**WHAT YOU SHOULD DO**:
Pictures aside, quote the whole listing exactly.
========================
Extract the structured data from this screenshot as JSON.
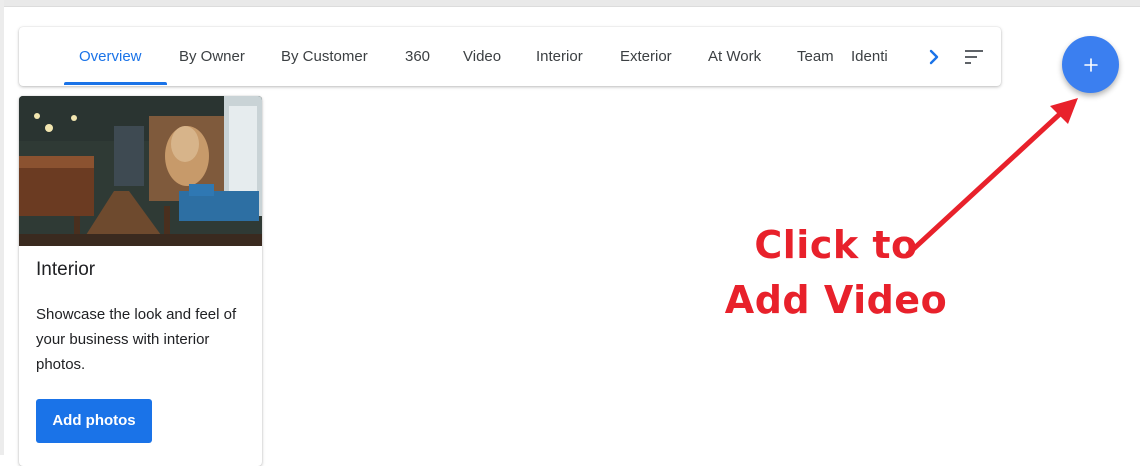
{
  "tabs": [
    {
      "label": "Overview",
      "active": true
    },
    {
      "label": "By Owner"
    },
    {
      "label": "By Customer"
    },
    {
      "label": "360"
    },
    {
      "label": "Video"
    },
    {
      "label": "Interior"
    },
    {
      "label": "Exterior"
    },
    {
      "label": "At Work"
    },
    {
      "label": "Team"
    },
    {
      "label": "Identi"
    }
  ],
  "icons": {
    "more_tabs": "chevron-right-icon",
    "sort": "sort-icon",
    "add": "plus-icon"
  },
  "card": {
    "title": "Interior",
    "description": "Showcase the look and feel of your business with interior photos.",
    "button_label": "Add photos"
  },
  "annotation": {
    "line1": "Click to",
    "line2": "Add Video"
  },
  "colors": {
    "accent": "#1a73e8",
    "fab": "#3b7ff0",
    "annotation": "#e8212b"
  }
}
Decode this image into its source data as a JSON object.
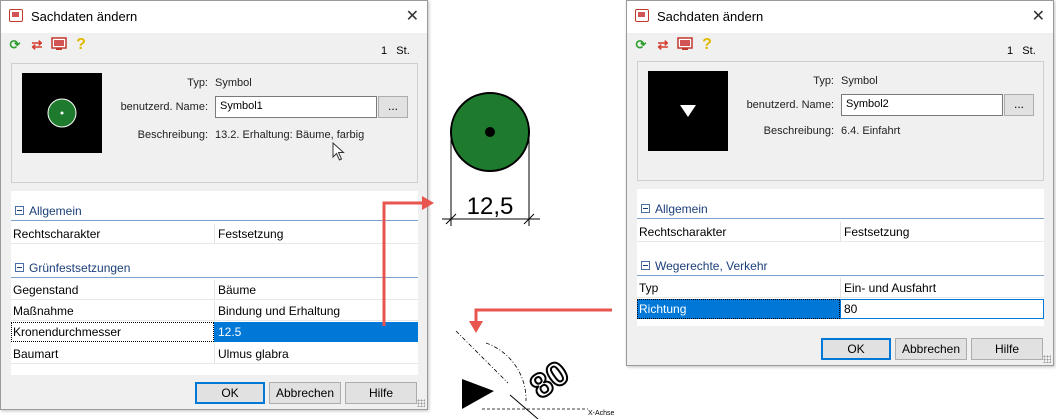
{
  "left_dialog": {
    "title": "Sachdaten ändern",
    "count": "1",
    "count_unit": "St.",
    "fields": {
      "typ_label": "Typ:",
      "typ_value": "Symbol",
      "name_label": "benutzerd. Name:",
      "name_value": "Symbol1",
      "browse_label": "...",
      "desc_label": "Beschreibung:",
      "desc_value": "13.2. Erhaltung: Bäume, farbig"
    },
    "sections": [
      {
        "title": "Allgemein",
        "rows": [
          {
            "key": "Rechtscharakter",
            "value": "Festsetzung"
          }
        ]
      },
      {
        "title": "Grünfestsetzungen",
        "rows": [
          {
            "key": "Gegenstand",
            "value": "Bäume"
          },
          {
            "key": "Maßnahme",
            "value": "Bindung und Erhaltung"
          },
          {
            "key": "Kronendurchmesser",
            "value": "12.5",
            "selected": true
          },
          {
            "key": "Baumart",
            "value": "Ulmus glabra"
          }
        ]
      }
    ],
    "buttons": {
      "ok": "OK",
      "cancel": "Abbrechen",
      "help": "Hilfe"
    }
  },
  "right_dialog": {
    "title": "Sachdaten ändern",
    "count": "1",
    "count_unit": "St.",
    "fields": {
      "typ_label": "Typ:",
      "typ_value": "Symbol",
      "name_label": "benutzerd. Name:",
      "name_value": "Symbol2",
      "browse_label": "...",
      "desc_label": "Beschreibung:",
      "desc_value": "6.4. Einfahrt"
    },
    "sections": [
      {
        "title": "Allgemein",
        "rows": [
          {
            "key": "Rechtscharakter",
            "value": "Festsetzung"
          }
        ]
      },
      {
        "title": "Wegerechte, Verkehr",
        "rows": [
          {
            "key": "Typ",
            "value": "Ein- und Ausfahrt"
          },
          {
            "key": "Richtung",
            "value": "80",
            "selected": true
          }
        ]
      }
    ],
    "buttons": {
      "ok": "OK",
      "cancel": "Abbrechen",
      "help": "Hilfe"
    }
  },
  "illustration": {
    "dimension_label": "12,5",
    "angle_label": "80",
    "axis_label": "X-Achse",
    "tree_color": "#1e7b2e",
    "arrow_color": "#e8554e",
    "selection_color": "#0078d7"
  }
}
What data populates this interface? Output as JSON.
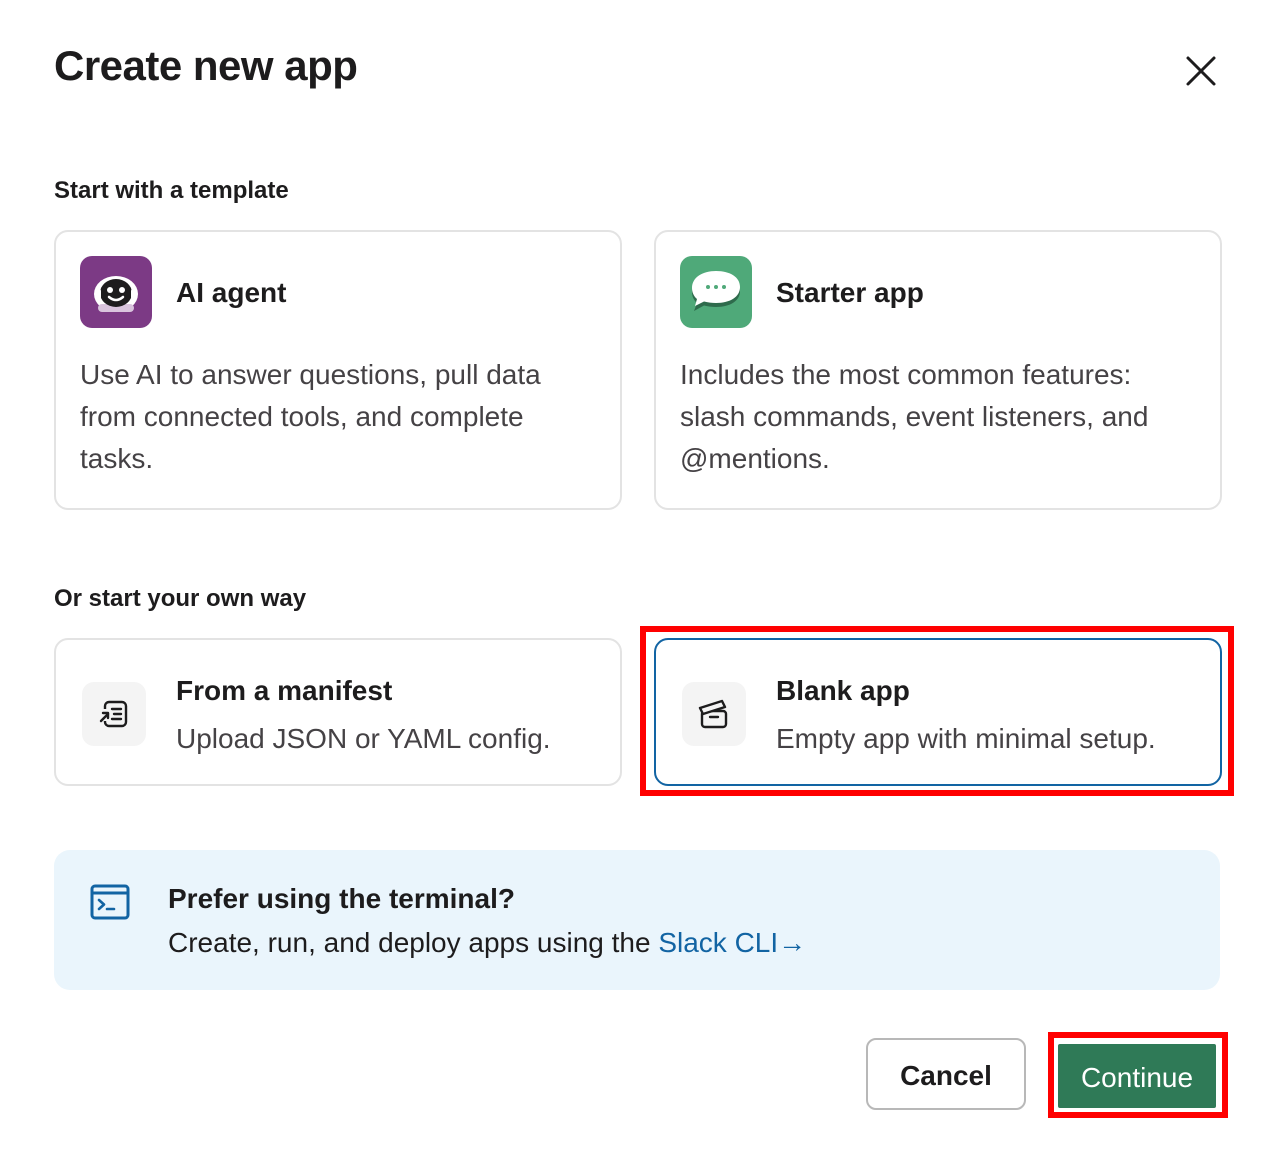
{
  "dialog": {
    "title": "Create new app",
    "close_icon": "close-icon"
  },
  "templates": {
    "label": "Start with a template",
    "items": [
      {
        "title": "AI agent",
        "description": "Use AI to answer questions, pull data from connected tools, and complete tasks.",
        "icon": "robot-icon",
        "icon_bg": "#7c3a85"
      },
      {
        "title": "Starter app",
        "description": "Includes the most common features: slash commands, event listeners, and @mentions.",
        "icon": "chat-bubble-icon",
        "icon_bg": "#4fa979"
      }
    ]
  },
  "own_way": {
    "label": "Or start your own way",
    "items": [
      {
        "title": "From a manifest",
        "description": "Upload JSON or YAML config.",
        "icon": "manifest-icon",
        "selected": false
      },
      {
        "title": "Blank app",
        "description": "Empty app with minimal setup.",
        "icon": "blank-box-icon",
        "selected": true
      }
    ]
  },
  "cli": {
    "title": "Prefer using the terminal?",
    "description": "Create, run, and deploy apps using the ",
    "link_text": "Slack CLI",
    "link_arrow": "→",
    "icon": "terminal-icon"
  },
  "footer": {
    "cancel_label": "Cancel",
    "continue_label": "Continue"
  },
  "colors": {
    "accent_blue": "#1264a3",
    "continue_green": "#2f7a57",
    "highlight_red": "#ff0000",
    "banner_bg": "#eaf5fc"
  }
}
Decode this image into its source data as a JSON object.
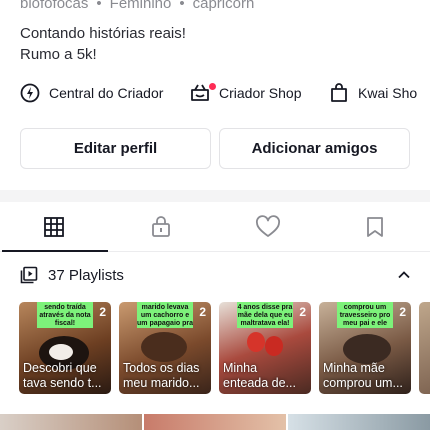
========================
**OUTPUT BELOW**:
Extract the structured data from this screenshot as JSON.
{
  "tabs": [
    {
      "label": "Overview",
      "active": true
    },
    {
      "label": "By Owner"
    },
    {
      "label": "By Customer"
    },
    {
      "label": "360"
    },
    {
      "label": "Video"
    },
    {
      "label": "Interior"
    },
    {
      "label": "Exterior"
    },
    {
      "label": "At Work"
    },
    {
      "label": "Team"
    },
    {
      "label": "Identi"
    }
  ],
  "icons": {
    "more_tabs": "chevron-right-icon",
    "sort": "sort-icon",
    "add": "plus-icon"
  },
  "card": {
    "title": "Interior",
    "description": "Showcase the look and feel of your business with interior photos.",
    "button_label": "Add photos"
  },
  "annotation": {
    "line1": "Click to",
    "line2": "Add Video"
  },
  "colors": {
    "accent": "#1a73e8",
    "fab": "#3b7ff0",
    "annotation": "#e8212b"
  }
}
Decode this image into its source data as a JSON object.
{
  "left_dialog": {
    "title": "Sachdaten ändern",
    "count": "1",
    "count_unit": "St.",
    "fields": {
      "typ_label": "Typ:",
      "typ_value": "Symbol",
      "name_label": "benutzerd. Name:",
      "name_value": "Symbol1",
      "browse_label": "...",
      "desc_label": "Beschreibung:",
      "desc_value": "13.2. Erhaltung: Bäume, farbig"
    },
    "sections": [
      {
        "title": "Allgemein",
        "rows": [
          {
            "key": "Rechtscharakter",
            "value": "Festsetzung"
          }
        ]
      },
      {
        "title": "Grünfestsetzungen",
        "rows": [
          {
            "key": "Gegenstand",
            "value": "Bäume"
          },
          {
            "key": "Maßnahme",
            "value": "Bindung und Erhaltung"
          },
          {
            "key": "Kronendurchmesser",
            "value": "12.5",
            "selected": true
          },
          {
            "key": "Baumart",
            "value": "Ulmus glabra"
          }
        ]
      }
    ],
    "buttons": {
      "ok": "OK",
      "cancel": "Abbrechen",
      "help": "Hilfe"
    }
  },
  "right_dialog": {
    "title": "Sachdaten ändern",
    "count": "1",
    "count_unit": "St.",
    "fields": {
      "typ_label": "Typ:",
      "typ_value": "Symbol",
      "name_label": "benutzerd. Name:",
      "name_value": "Symbol2",
      "browse_label": "...",
      "desc_label": "Beschreibung:",
      "desc_value": "6.4. Einfahrt"
    },
    "sections": [
      {
        "title": "Allgemein",
        "rows": [
          {
            "key": "Rechtscharakter",
            "value": "Festsetzung"
          }
        ]
      },
      {
        "title": "Wegerechte, Verkehr",
        "rows": [
          {
            "key": "Typ",
            "value": "Ein- und Ausfahrt"
          },
          {
            "key": "Richtung",
            "value": "80",
            "selected": true
          }
        ]
      }
    ],
    "buttons": {
      "ok": "OK",
      "cancel": "Abbrechen",
      "help": "Hilfe"
    }
  },
  "illustration": {
    "dimension_label": "12,5",
    "angle_label": "80",
    "axis_label": "X-Achse",
    "tree_color": "#1e7b2e",
    "arrow_color": "#e8554e",
    "selection_color": "#0078d7"
  }
}
What data populates this interface? Output as JSON.
{
  "dialog": {
    "title": "Create new app",
    "close_icon": "close-icon"
  },
  "templates": {
    "label": "Start with a template",
    "items": [
      {
        "title": "AI agent",
        "description": "Use AI to answer questions, pull data from connected tools, and complete tasks.",
        "icon": "robot-icon",
        "icon_bg": "#7c3a85"
      },
      {
        "title": "Starter app",
        "description": "Includes the most common features: slash commands, event listeners, and @mentions.",
        "icon": "chat-bubble-icon",
        "icon_bg": "#4fa979"
      }
    ]
  },
  "own_way": {
    "label": "Or start your own way",
    "items": [
      {
        "title": "From a manifest",
        "description": "Upload JSON or YAML config.",
        "icon": "manifest-icon",
        "selected": false
      },
      {
        "title": "Blank app",
        "description": "Empty app with minimal setup.",
        "icon": "blank-box-icon",
        "selected": true
      }
    ]
  },
  "cli": {
    "title": "Prefer using the terminal?",
    "description": "Create, run, and deploy apps using the ",
    "link_text": "Slack CLI",
    "link_arrow": "→",
    "icon": "terminal-icon"
  },
  "footer": {
    "cancel_label": "Cancel",
    "continue_label": "Continue"
  },
  "colors": {
    "accent_blue": "#1264a3",
    "continue_green": "#2f7a57",
    "highlight_red": "#ff0000",
    "banner_bg": "#eaf5fc"
  }
}
Decode this image into its source data as a JSON object.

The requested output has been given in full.